**Instruction:** Write out every single entry exactly.

**Dataset:**
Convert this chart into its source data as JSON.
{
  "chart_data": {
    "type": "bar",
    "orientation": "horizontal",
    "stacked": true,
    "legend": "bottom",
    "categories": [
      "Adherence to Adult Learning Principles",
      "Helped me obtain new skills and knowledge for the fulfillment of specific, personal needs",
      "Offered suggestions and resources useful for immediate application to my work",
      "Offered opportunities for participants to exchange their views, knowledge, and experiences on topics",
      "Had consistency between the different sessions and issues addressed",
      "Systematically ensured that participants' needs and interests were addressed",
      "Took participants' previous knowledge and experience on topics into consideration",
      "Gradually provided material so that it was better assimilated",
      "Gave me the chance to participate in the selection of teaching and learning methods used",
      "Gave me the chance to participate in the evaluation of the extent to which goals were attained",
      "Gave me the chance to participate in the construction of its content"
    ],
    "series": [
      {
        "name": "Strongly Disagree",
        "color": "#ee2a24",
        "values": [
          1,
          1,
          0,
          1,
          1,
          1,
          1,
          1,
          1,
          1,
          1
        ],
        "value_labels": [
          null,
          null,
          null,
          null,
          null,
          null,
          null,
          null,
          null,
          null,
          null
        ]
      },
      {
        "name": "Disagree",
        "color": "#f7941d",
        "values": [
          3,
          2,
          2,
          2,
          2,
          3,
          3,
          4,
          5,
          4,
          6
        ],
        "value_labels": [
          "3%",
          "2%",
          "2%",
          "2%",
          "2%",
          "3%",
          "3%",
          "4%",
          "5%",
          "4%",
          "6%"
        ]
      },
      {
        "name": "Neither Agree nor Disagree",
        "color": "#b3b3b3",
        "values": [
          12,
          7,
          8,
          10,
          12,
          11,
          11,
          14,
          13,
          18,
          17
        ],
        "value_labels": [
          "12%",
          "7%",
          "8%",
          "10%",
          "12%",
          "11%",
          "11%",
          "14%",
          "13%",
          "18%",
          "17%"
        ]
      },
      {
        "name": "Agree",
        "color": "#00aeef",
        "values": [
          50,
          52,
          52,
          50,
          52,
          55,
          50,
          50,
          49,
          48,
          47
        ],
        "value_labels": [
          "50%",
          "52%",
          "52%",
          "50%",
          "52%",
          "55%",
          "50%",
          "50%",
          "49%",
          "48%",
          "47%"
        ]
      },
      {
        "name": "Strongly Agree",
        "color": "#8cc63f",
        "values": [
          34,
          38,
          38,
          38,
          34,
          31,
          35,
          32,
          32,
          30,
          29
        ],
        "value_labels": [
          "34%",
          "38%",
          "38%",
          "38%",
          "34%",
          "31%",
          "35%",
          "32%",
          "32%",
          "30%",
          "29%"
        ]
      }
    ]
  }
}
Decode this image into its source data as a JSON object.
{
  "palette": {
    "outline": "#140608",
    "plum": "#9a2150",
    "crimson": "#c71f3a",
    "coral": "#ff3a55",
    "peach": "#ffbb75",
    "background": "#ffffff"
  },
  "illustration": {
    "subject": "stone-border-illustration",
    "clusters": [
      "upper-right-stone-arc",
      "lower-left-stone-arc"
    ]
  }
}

**Correct output:**
Convert this chart into its source data as JSON.
{
  "chart_data": {
    "type": "bar",
    "orientation": "horizontal",
    "stacked": true,
    "legend": "bottom",
    "categories": [
      "Adherence to Adult Learning Principles",
      "Helped me obtain new skills and knowledge for the fulfillment of specific, personal needs",
      "Offered suggestions and resources useful for immediate application to my work",
      "Offered opportunities for participants to exchange their views, knowledge, and experiences on topics",
      "Had consistency between the different sessions and issues addressed",
      "Systematically ensured that participants' needs and interests were addressed",
      "Took participants' previous knowledge and experience on topics into consideration",
      "Gradually provided material so that it was better assimilated",
      "Gave me the chance to participate in the selection of teaching and learning methods used",
      "Gave me the chance to participate in the evaluation of the extent to which goals were attained",
      "Gave me the chance to participate in the construction of its content"
    ],
    "series": [
      {
        "name": "Strongly Disagree",
        "color": "#ee2a24",
        "values": [
          1,
          1,
          0,
          1,
          1,
          1,
          1,
          1,
          1,
          1,
          1
        ],
        "value_labels": [
          null,
          null,
          null,
          null,
          null,
          null,
          null,
          null,
          null,
          null,
          null
        ]
      },
      {
        "name": "Disagree",
        "color": "#f7941d",
        "values": [
          3,
          2,
          2,
          2,
          2,
          3,
          3,
          4,
          5,
          4,
          6
        ],
        "value_labels": [
          "3%",
          "2%",
          "2%",
          "2%",
          "2%",
          "3%",
          "3%",
          "4%",
          "5%",
          "4%",
          "6%"
        ]
      },
      {
        "name": "Neither Agree nor Disagree",
        "color": "#b3b3b3",
        "values": [
          12,
          7,
          8,
          10,
          12,
          11,
          11,
          14,
          13,
          18,
          17
        ],
        "value_labels": [
          "12%",
          "7%",
          "8%",
          "10%",
          "12%",
          "11%",
          "11%",
          "14%",
          "13%",
          "18%",
          "17%"
        ]
      },
      {
        "name": "Agree",
        "color": "#00aeef",
        "values": [
          50,
          52,
          52,
          50,
          52,
          55,
          50,
          50,
          49,
          48,
          47
        ],
        "value_labels": [
          "50%",
          "52%",
          "52%",
          "50%",
          "52%",
          "55%",
          "50%",
          "50%",
          "49%",
          "48%",
          "47%"
        ]
      },
      {
        "name": "Strongly Agree",
        "color": "#8cc63f",
        "values": [
          34,
          38,
          38,
          38,
          34,
          31,
          35,
          32,
          32,
          30,
          29
        ],
        "value_labels": [
          "34%",
          "38%",
          "38%",
          "38%",
          "34%",
          "31%",
          "35%",
          "32%",
          "32%",
          "30%",
          "29%"
        ]
      }
    ]
  }
}
Decode this image into its source data as a JSON object.
{
  "palette": {
    "outline": "#140608",
    "plum": "#9a2150",
    "crimson": "#c71f3a",
    "coral": "#ff3a55",
    "peach": "#ffbb75",
    "background": "#ffffff"
  },
  "illustration": {
    "subject": "stone-border-illustration",
    "clusters": [
      "upper-right-stone-arc",
      "lower-left-stone-arc"
    ]
  }
}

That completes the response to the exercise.